All the data should be repeated exactly. Any image in it is left out.

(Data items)

-- BEGIN --

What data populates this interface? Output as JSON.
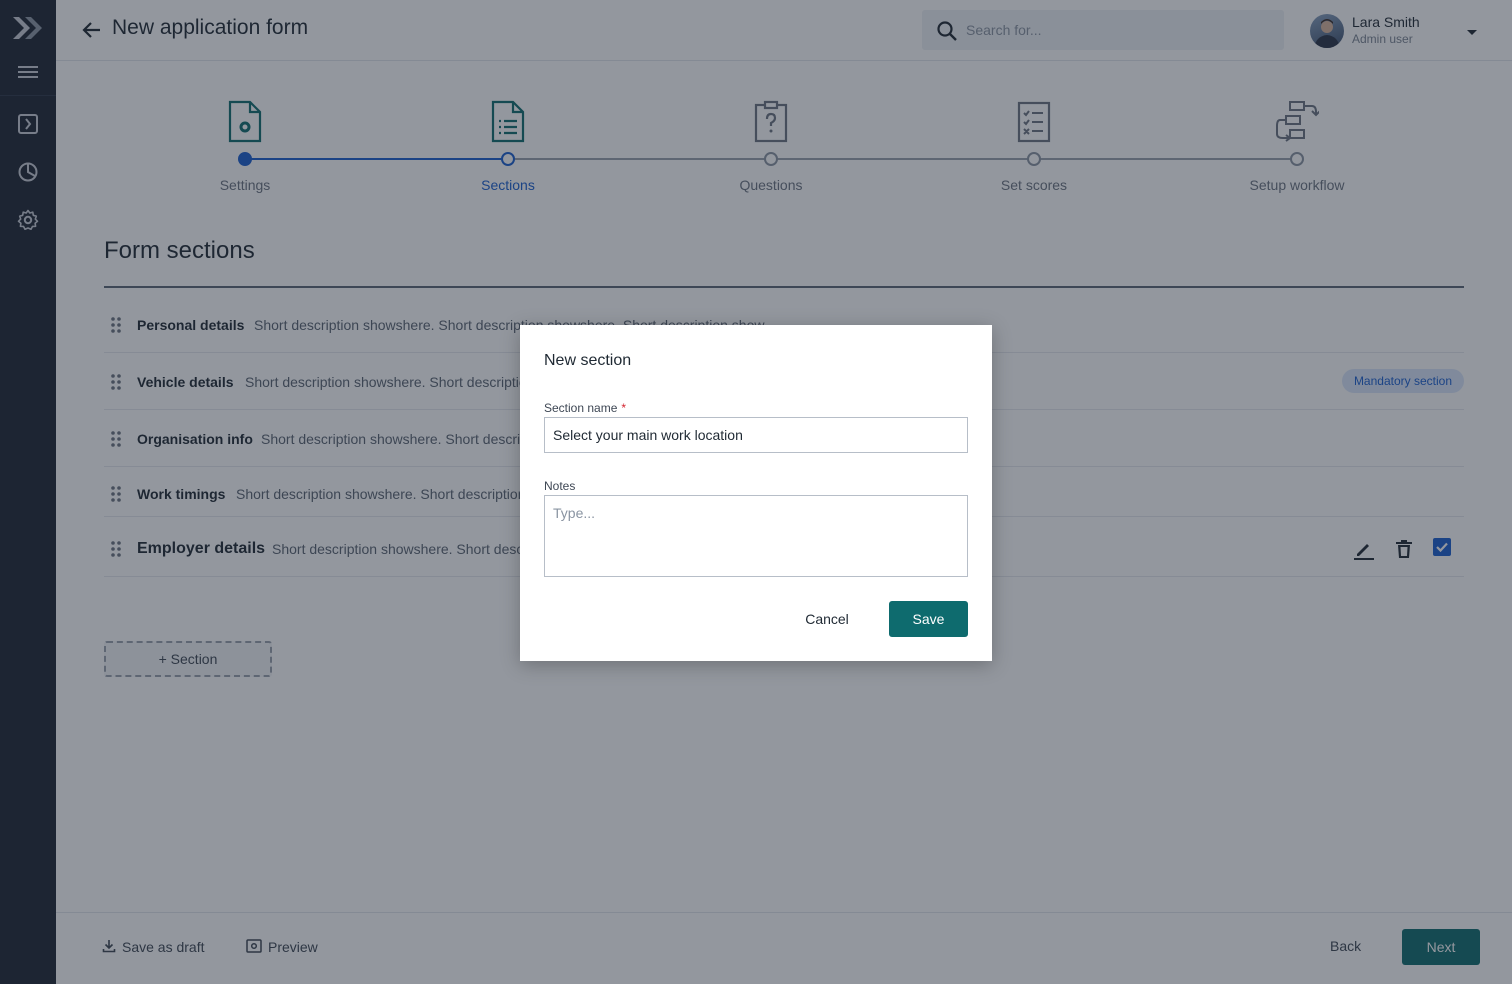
{
  "app": {
    "logo_icon": "logo-icon",
    "accent_color": "#0e6b6e",
    "primary_blue": "#1a5fd0"
  },
  "sidebar": {
    "items": [
      {
        "name": "menu-icon"
      },
      {
        "name": "forms-icon"
      },
      {
        "name": "reports-icon"
      },
      {
        "name": "settings-icon"
      }
    ]
  },
  "header": {
    "title": "New application form",
    "search_placeholder": "Search for...",
    "user_name": "Lara Smith",
    "user_role": "Admin user"
  },
  "stepper": {
    "steps": [
      {
        "label": "Settings",
        "state": "done",
        "icon": "document-gear-icon"
      },
      {
        "label": "Sections",
        "state": "active",
        "icon": "document-list-icon"
      },
      {
        "label": "Questions",
        "state": "upcoming",
        "icon": "clipboard-question-icon"
      },
      {
        "label": "Set scores",
        "state": "upcoming",
        "icon": "checklist-icon"
      },
      {
        "label": "Setup workflow",
        "state": "upcoming",
        "icon": "workflow-icon"
      }
    ]
  },
  "sections": {
    "title": "Form sections",
    "rows": [
      {
        "name": "Personal details",
        "description": "Short description showshere. Short description showshere. Short description show"
      },
      {
        "name": "Vehicle details",
        "description": "Short description showshere. Short description",
        "badge": "Mandatory section"
      },
      {
        "name": "Organisation info",
        "description": "Short description showshere. Short description"
      },
      {
        "name": "Work timings",
        "description": "Short description showshere. Short description"
      },
      {
        "name": "Employer details",
        "description": "Short description showshere. Short description"
      }
    ],
    "add_label": "+ Section"
  },
  "footer": {
    "save_draft": "Save as draft",
    "preview": "Preview",
    "back": "Back",
    "next": "Next"
  },
  "dialog": {
    "title": "New section",
    "name_label": "Section name",
    "required_mark": "*",
    "name_value": "Select your main work location",
    "notes_label": "Notes",
    "notes_placeholder": "Type...",
    "cancel": "Cancel",
    "save": "Save"
  }
}
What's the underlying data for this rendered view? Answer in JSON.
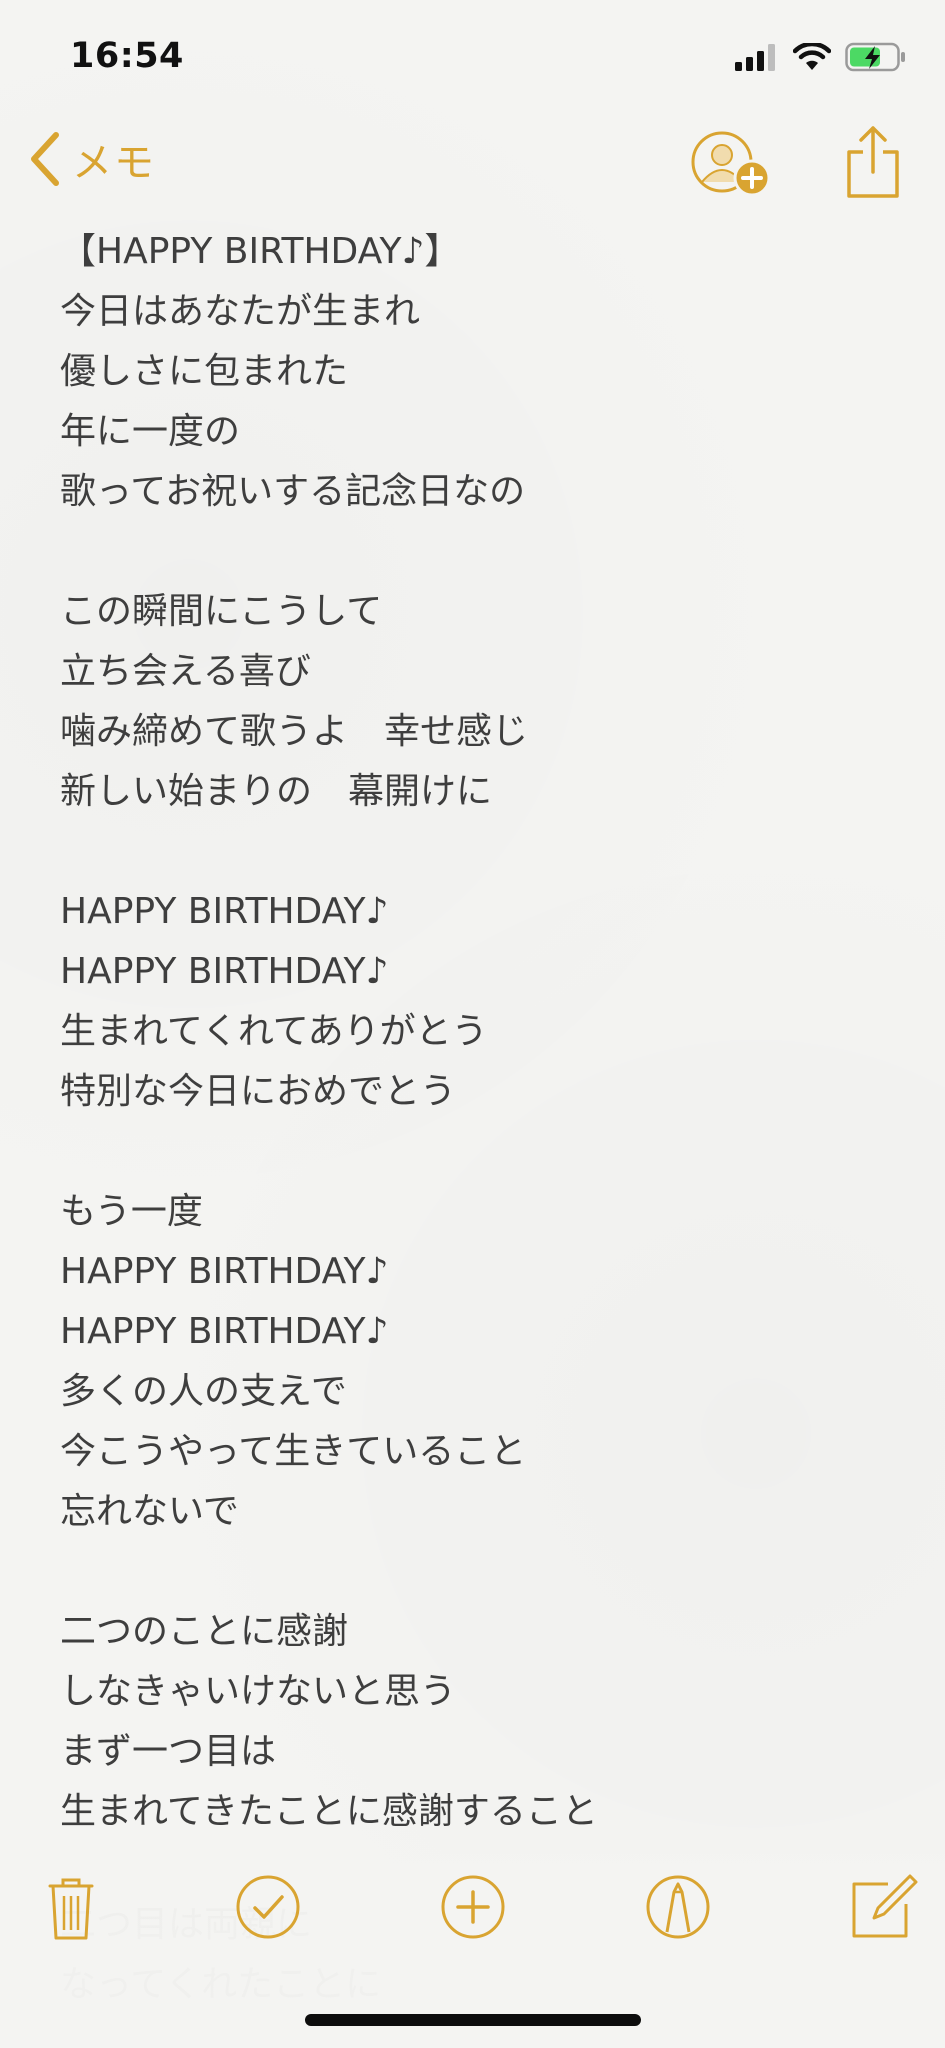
{
  "status_bar": {
    "time": "16:54",
    "icons": [
      "signal-icon",
      "wifi-icon",
      "battery-charging-icon"
    ]
  },
  "nav": {
    "back_label": "メモ",
    "back_icon": "chevron-left-icon",
    "add_person_icon": "add-person-icon",
    "share_icon": "share-icon"
  },
  "note": {
    "lines": [
      "【HAPPY BIRTHDAY♪】",
      "今日はあなたが生まれ",
      "優しさに包まれた",
      "年に一度の",
      "歌ってお祝いする記念日なの",
      "",
      "この瞬間にこうして",
      "立ち会える喜び",
      "噛み締めて歌うよ　幸せ感じ",
      "新しい始まりの　幕開けに",
      "",
      "HAPPY BIRTHDAY♪",
      "HAPPY BIRTHDAY♪",
      "生まれてくれてありがとう",
      "特別な今日におめでとう",
      "",
      "もう一度",
      "HAPPY BIRTHDAY♪",
      "HAPPY BIRTHDAY♪",
      "多くの人の支えで",
      "今こうやって生きていること",
      "忘れないで",
      "",
      "二つのことに感謝",
      "しなきゃいけないと思う",
      "まず一つ目は",
      "生まれてきたことに感謝すること"
    ],
    "faded_lines": [
      "二つ目は両親に",
      "なってくれたことに"
    ]
  },
  "toolbar": {
    "items": [
      "trash-icon",
      "checklist-icon",
      "add-icon",
      "markup-icon",
      "compose-icon"
    ]
  },
  "colors": {
    "accent": "#d9a431",
    "text": "#3e3e3e",
    "background": "#f4f4f2"
  }
}
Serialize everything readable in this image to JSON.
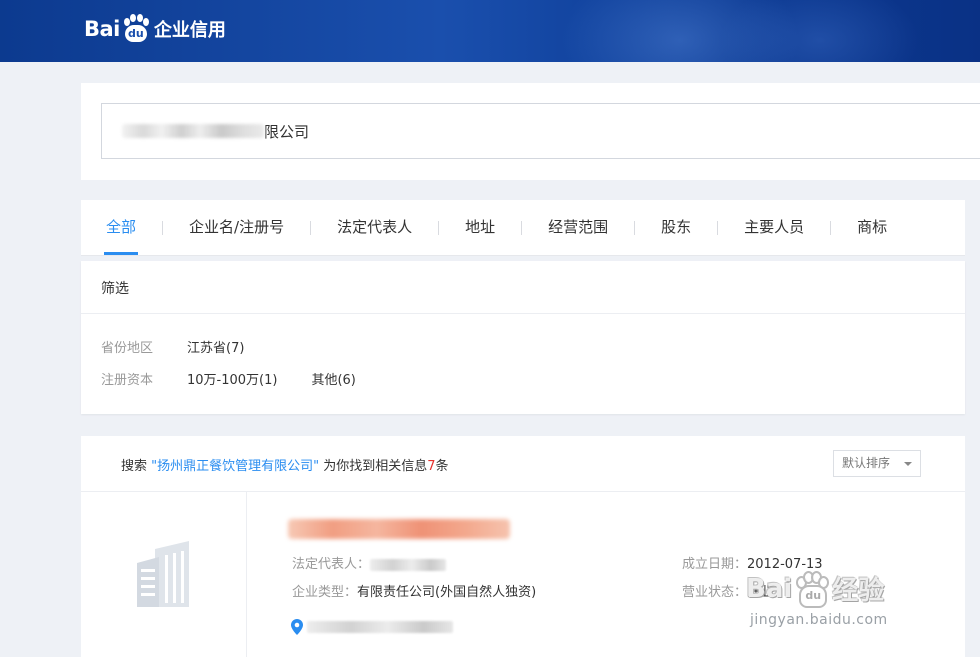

-- END --

*RESULT OF THE TASK*.
What data populates this interface? Output as JSON.
{
  "app": {
    "logo_icon": "logo-icon",
    "accent_color": "#0e6b6e",
    "primary_blue": "#1a5fd0"
  },
  "sidebar": {
    "items": [
      {
        "name": "menu-icon"
      },
      {
        "name": "forms-icon"
      },
      {
        "name": "reports-icon"
      },
      {
        "name": "settings-icon"
      }
    ]
  },
  "header": {
    "title": "New application form",
    "search_placeholder": "Search for...",
    "user_name": "Lara Smith",
    "user_role": "Admin user"
  },
  "stepper": {
    "steps": [
      {
        "label": "Settings",
        "state": "done",
        "icon": "document-gear-icon"
      },
      {
        "label": "Sections",
        "state": "active",
        "icon": "document-list-icon"
      },
      {
        "label": "Questions",
        "state": "upcoming",
        "icon": "clipboard-question-icon"
      },
      {
        "label": "Set scores",
        "state": "upcoming",
        "icon": "checklist-icon"
      },
      {
        "label": "Setup workflow",
        "state": "upcoming",
        "icon": "workflow-icon"
      }
    ]
  },
  "sections": {
    "title": "Form sections",
    "rows": [
      {
        "name": "Personal details",
        "description": "Short description showshere. Short description showshere. Short description show"
      },
      {
        "name": "Vehicle details",
        "description": "Short description showshere. Short description",
        "badge": "Mandatory section"
      },
      {
        "name": "Organisation info",
        "description": "Short description showshere. Short description"
      },
      {
        "name": "Work timings",
        "description": "Short description showshere. Short description"
      },
      {
        "name": "Employer details",
        "description": "Short description showshere. Short description"
      }
    ],
    "add_label": "+ Section"
  },
  "footer": {
    "save_draft": "Save as draft",
    "preview": "Preview",
    "back": "Back",
    "next": "Next"
  },
  "dialog": {
    "title": "New section",
    "name_label": "Section name",
    "required_mark": "*",
    "name_value": "Select your main work location",
    "notes_label": "Notes",
    "notes_placeholder": "Type...",
    "cancel": "Cancel",
    "save": "Save"
  }
}
What's the underlying data for this rendered view? Answer in JSON.
{
  "status_bar": {
    "time": "16:54",
    "icons": [
      "signal-icon",
      "wifi-icon",
      "battery-charging-icon"
    ]
  },
  "nav": {
    "back_label": "メモ",
    "back_icon": "chevron-left-icon",
    "add_person_icon": "add-person-icon",
    "share_icon": "share-icon"
  },
  "note": {
    "lines": [
      "【HAPPY BIRTHDAY♪】",
      "今日はあなたが生まれ",
      "優しさに包まれた",
      "年に一度の",
      "歌ってお祝いする記念日なの",
      "",
      "この瞬間にこうして",
      "立ち会える喜び",
      "噛み締めて歌うよ　幸せ感じ",
      "新しい始まりの　幕開けに",
      "",
      "HAPPY BIRTHDAY♪",
      "HAPPY BIRTHDAY♪",
      "生まれてくれてありがとう",
      "特別な今日におめでとう",
      "",
      "もう一度",
      "HAPPY BIRTHDAY♪",
      "HAPPY BIRTHDAY♪",
      "多くの人の支えで",
      "今こうやって生きていること",
      "忘れないで",
      "",
      "二つのことに感謝",
      "しなきゃいけないと思う",
      "まず一つ目は",
      "生まれてきたことに感謝すること"
    ],
    "faded_lines": [
      "二つ目は両親に",
      "なってくれたことに"
    ]
  },
  "toolbar": {
    "items": [
      "trash-icon",
      "checklist-icon",
      "add-icon",
      "markup-icon",
      "compose-icon"
    ]
  },
  "colors": {
    "accent": "#d9a431",
    "text": "#3e3e3e",
    "background": "#f4f4f2"
  }
}
Serialize everything readable in this image to JSON.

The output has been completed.